In the entries below, find every line with "dựng" and copy it.

•••••

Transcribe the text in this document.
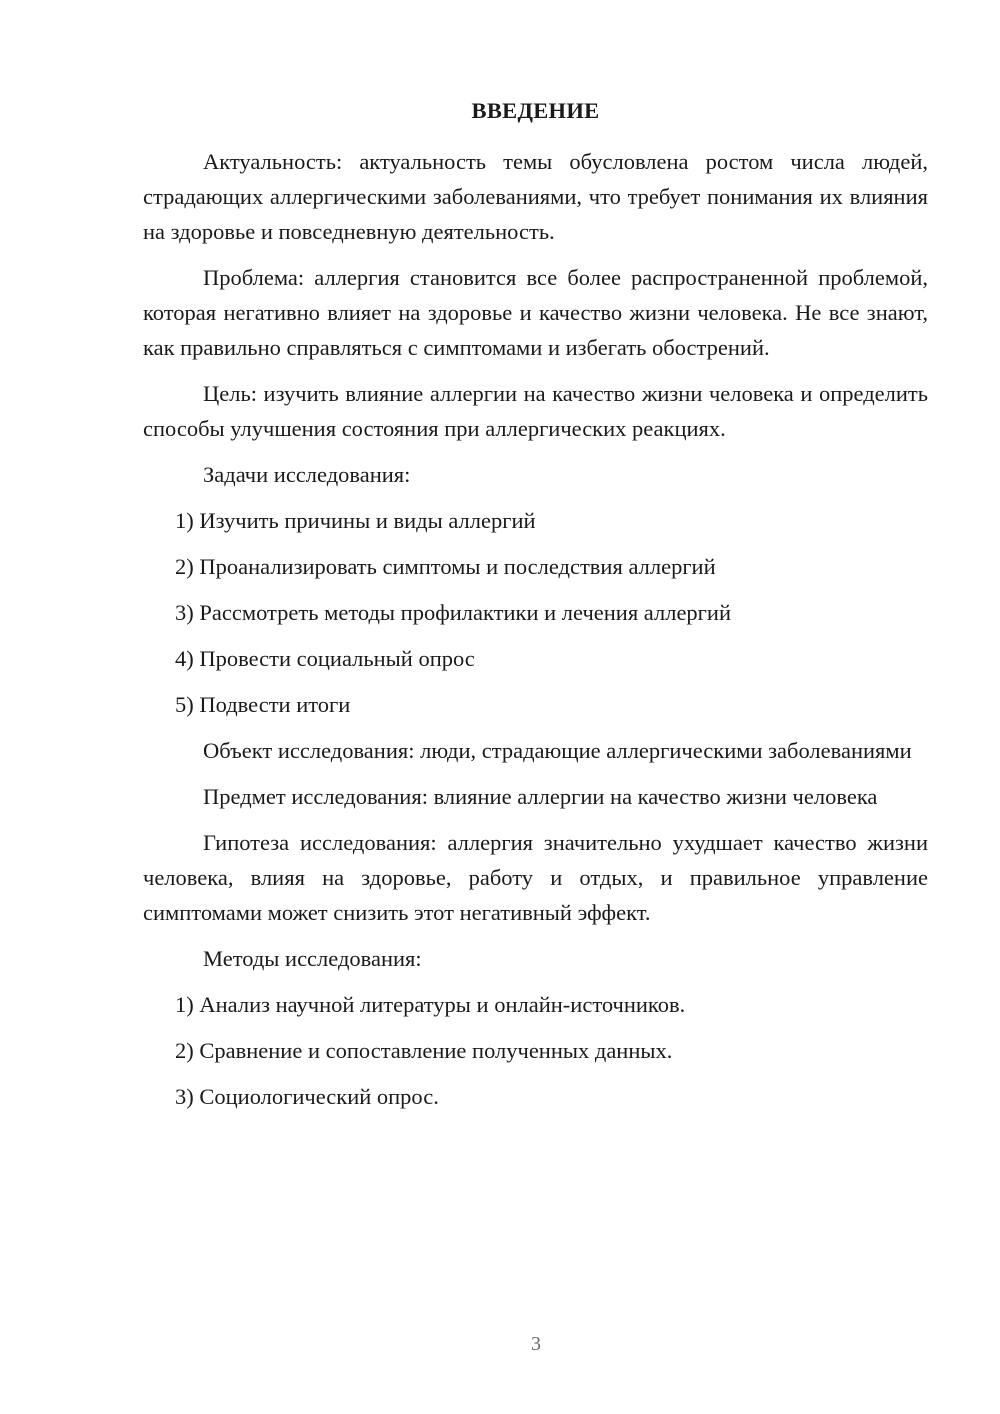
ВВЕДЕНИЕ
Актуальность: актуальность темы обусловлена ростом числа людей, страдающих аллергическими заболеваниями, что требует понимания их влияния на здоровье и повседневную деятельность.
Проблема: аллергия становится все более распространенной проблемой, которая негативно влияет на здоровье и качество жизни человека. Не все знают, как правильно справляться с симптомами и избегать обострений.
Цель: изучить влияние аллергии на качество жизни человека и определить способы улучшения состояния при аллергических реакциях.
Задачи исследования:
1) Изучить причины и виды аллергий
2) Проанализировать симптомы и последствия аллергий
3) Рассмотреть методы профилактики и лечения аллергий
4) Провести социальный опрос
5) Подвести итоги
Объект исследования: люди, страдающие аллергическими заболеваниями
Предмет исследования: влияние аллергии на качество жизни человека
Гипотеза исследования: аллергия значительно ухудшает качество жизни человека, влияя на здоровье, работу и отдых, и правильное управление симптомами может снизить этот негативный эффект.
Методы исследования:
1) Анализ научной литературы и онлайн-источников.
2) Сравнение и сопоставление полученных данных.
3) Социологический опрос.
3
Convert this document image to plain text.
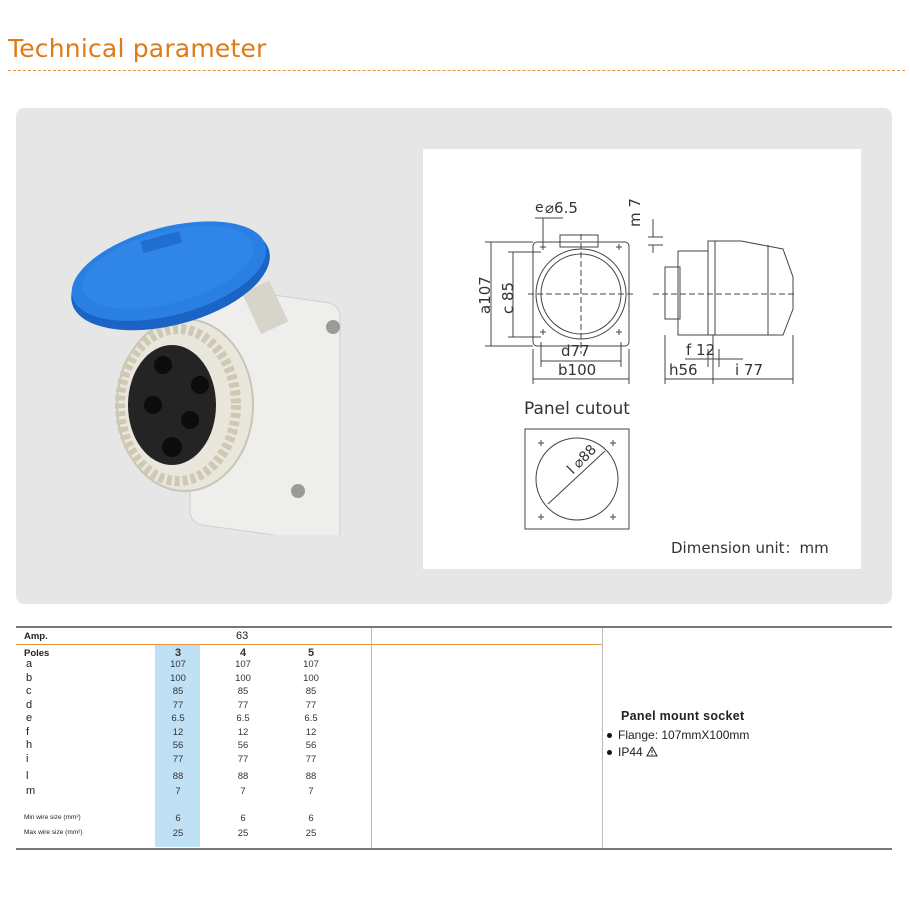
Technical parameter
e ⌀6.5	m 7
a107 c 85
d77
b100
f 12
h56 i 77
l ⌀88
Panel cutout
Dimension unit：mm
Amp.	63
Poles	3	4	5
a	107	107	107
b	100	100	100
c	85	85	85
d	77	77	77
e	6.5	6.5	6.5
f	12	12	12
h	56	56	56
i	77	77	77
l	88	88	88
m	7	7	7
Min wire size (mm²)	6	6	6
Max wire size (mm²)	25	25	25
Panel mount socket
Flange: 107mmX100mm
IP44
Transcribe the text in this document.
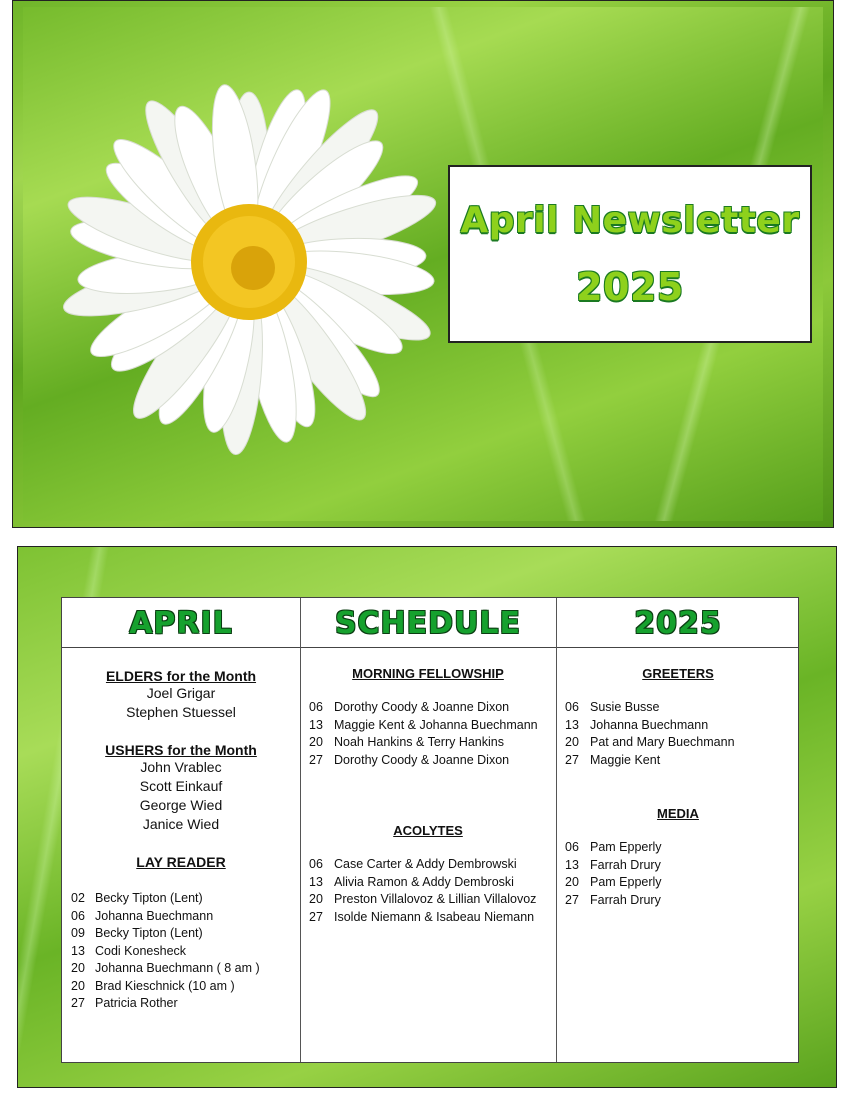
April Newsletter
2025
APRIL	SCHEDULE	2025
ELDERS for the Month
Joel Grigar
Stephen Stuessel
USHERS for the Month
John Vrablec
Scott Einkauf
George Wied
Janice Wied
LAY READER
02 Becky Tipton (Lent)
06 Johanna Buechmann
09 Becky Tipton (Lent)
13 Codi Konesheck
20 Johanna Buechmann ( 8 am )
20 Brad Kieschnick (10 am )
27 Patricia Rother
MORNING FELLOWSHIP
06 Dorothy Coody & Joanne Dixon
13 Maggie Kent & Johanna Buechmann
20 Noah Hankins & Terry Hankins
27 Dorothy Coody & Joanne Dixon
ACOLYTES
06 Case Carter & Addy Dembrowski
13 Alivia Ramon & Addy Dembroski
20 Preston Villalovoz & Lillian Villalovoz
27 Isolde Niemann & Isabeau Niemann
GREETERS
06 Susie Busse
13 Johanna Buechmann
20 Pat and Mary Buechmann
27 Maggie Kent
MEDIA
06 Pam Epperly
13 Farrah Drury
20 Pam Epperly
27 Farrah Drury
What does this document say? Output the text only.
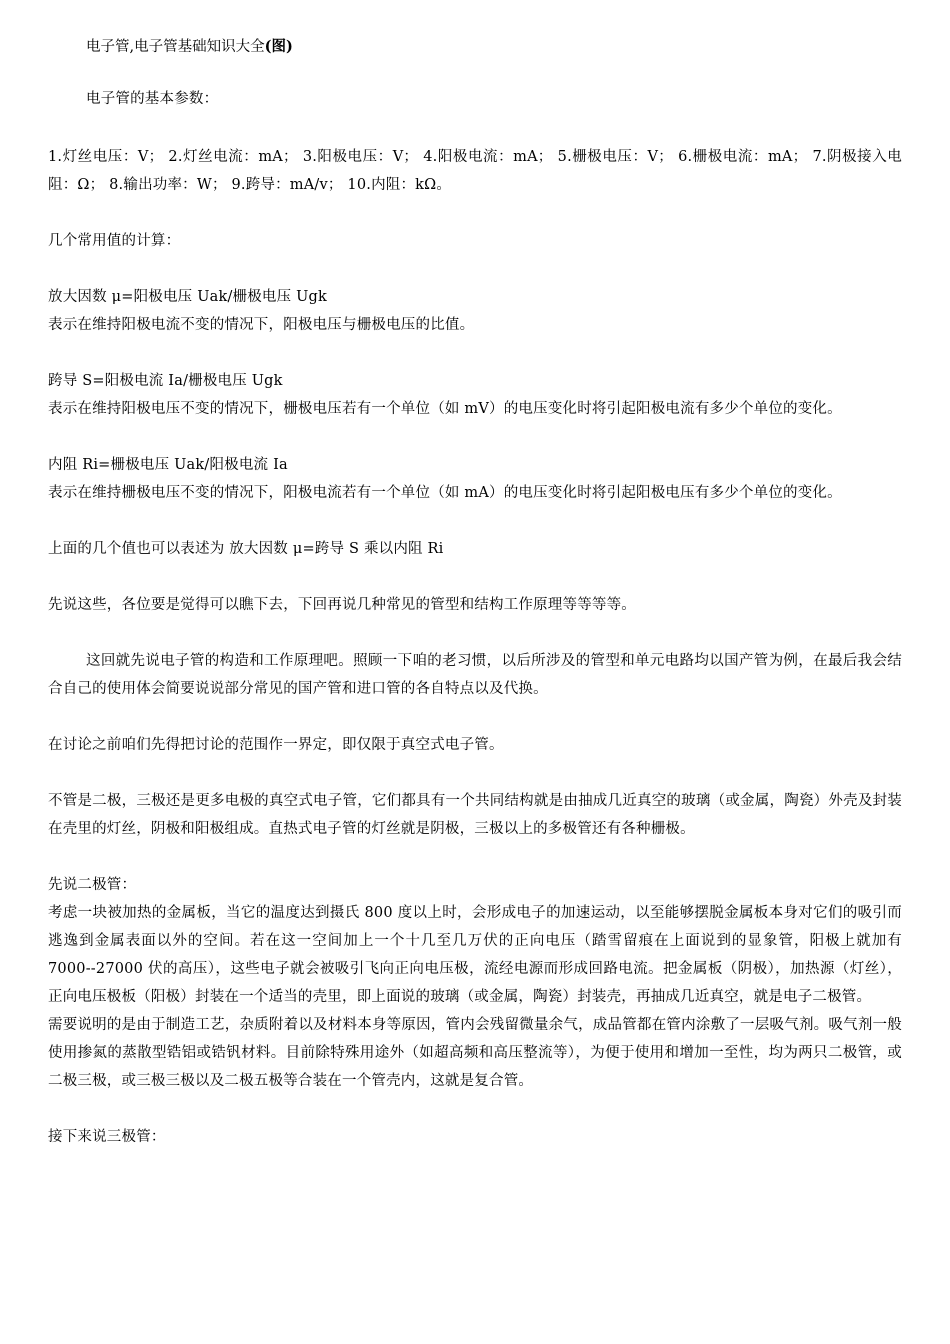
电子管,电子管基础知识大全(图)

电子管的基本参数：

1.灯丝电压：V； 2.灯丝电流：mA； 3.阳极电压：V； 4.阳极电流：mA； 5.栅极电压：V； 6.栅极电流：mA； 7.阴极接入电阻：Ω； 8.输出功率：W； 9.跨导：mA/v； 10.内阻：kΩ。

几个常用值的计算：

放大因数 μ=阳极电压 Uak/栅极电压 Ugk

表示在维持阳极电流不变的情况下，阳极电压与栅极电压的比值。

跨导 S=阳极电流 Ia/栅极电压 Ugk

表示在维持阳极电压不变的情况下，栅极电压若有一个单位（如 mV）的电压变化时将引起阳极电流有多少个单位的变化。

内阻 Ri=栅极电压 Uak/阳极电流 Ia

表示在维持栅极电压不变的情况下，阳极电流若有一个单位（如 mA）的电压变化时将引起阳极电压有多少个单位的变化。

上面的几个值也可以表述为 放大因数 μ=跨导 S 乘以内阻 Ri

先说这些，各位要是觉得可以瞧下去，下回再说几种常见的管型和结构工作原理等等等等。

这回就先说电子管的构造和工作原理吧。照顾一下咱的老习惯，以后所涉及的管型和单元电路均以国产管为例，在最后我会结合自己的使用体会简要说说部分常见的国产管和进口管的各自特点以及代换。

在讨论之前咱们先得把讨论的范围作一界定，即仅限于真空式电子管。

不管是二极，三极还是更多电极的真空式电子管，它们都具有一个共同结构就是由抽成几近真空的玻璃（或金属，陶瓷）外壳及封装在壳里的灯丝，阴极和阳极组成。直热式电子管的灯丝就是阴极，三极以上的多极管还有各种栅极。

先说二极管：

考虑一块被加热的金属板，当它的温度达到摄氏 800 度以上时，会形成电子的加速运动，以至能够摆脱金属板本身对它们的吸引而逃逸到金属表面以外的空间。若在这一空间加上一个十几至几万伏的正向电压（踏雪留痕在上面说到的显象管，阳极上就加有 7000--27000 伏的高压），这些电子就会被吸引飞向正向电压极，流经电源而形成回路电流。把金属板（阴极），加热源（灯丝），正向电压极板（阳极）封装在一个适当的壳里，即上面说的玻璃（或金属，陶瓷）封装壳，再抽成几近真空，就是电子二极管。

需要说明的是由于制造工艺，杂质附着以及材料本身等原因，管内会残留微量余气，成品管都在管内涂敷了一层吸气剂。吸气剂一般使用掺氮的蒸散型锆铝或锆钒材料。目前除特殊用途外（如超高频和高压整流等），为便于使用和增加一至性，均为两只二极管，或二极三极，或三极三极以及二极五极等合装在一个管壳内，这就是复合管。

接下来说三极管：
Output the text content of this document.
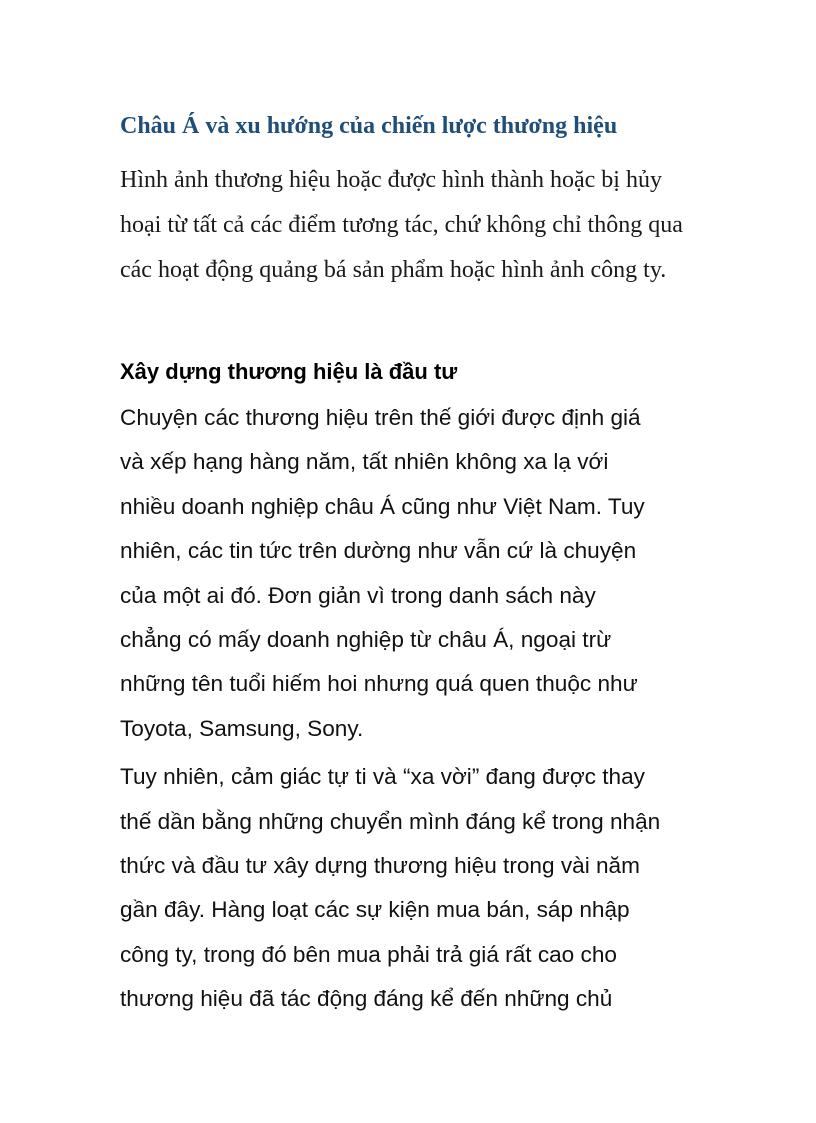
Châu Á và xu hướng của chiến lược thương hiệu

Hình ảnh thương hiệu hoặc được hình thành hoặc bị hủy
hoại từ tất cả các điểm tương tác, chứ không chỉ thông qua
các hoạt động quảng bá sản phẩm hoặc hình ảnh công ty.

Xây dựng thương hiệu là đầu tư

Chuyện các thương hiệu trên thế giới được định giá
và xếp hạng hàng năm, tất nhiên không xa lạ với
nhiều doanh nghiệp châu Á cũng như Việt Nam. Tuy
nhiên, các tin tức trên dường như vẫn cứ là chuyện
của một ai đó. Đơn giản vì trong danh sách này
chẳng có mấy doanh nghiệp từ châu Á, ngoại trừ
những tên tuổi hiếm hoi nhưng quá quen thuộc như
Toyota, Samsung, Sony.

Tuy nhiên, cảm giác tự ti và “xa vời” đang được thay
thế dần bằng những chuyển mình đáng kể trong nhận
thức và đầu tư xây dựng thương hiệu trong vài năm
gần đây. Hàng loạt các sự kiện mua bán, sáp nhập
công ty, trong đó bên mua phải trả giá rất cao cho
thương hiệu đã tác động đáng kể đến những chủ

•••••

**PROBLEM SOLUTION**
Xây dựng thương hiệu là đầu tư
thức và đầu tư xây dựng thương hiệu trong vài năm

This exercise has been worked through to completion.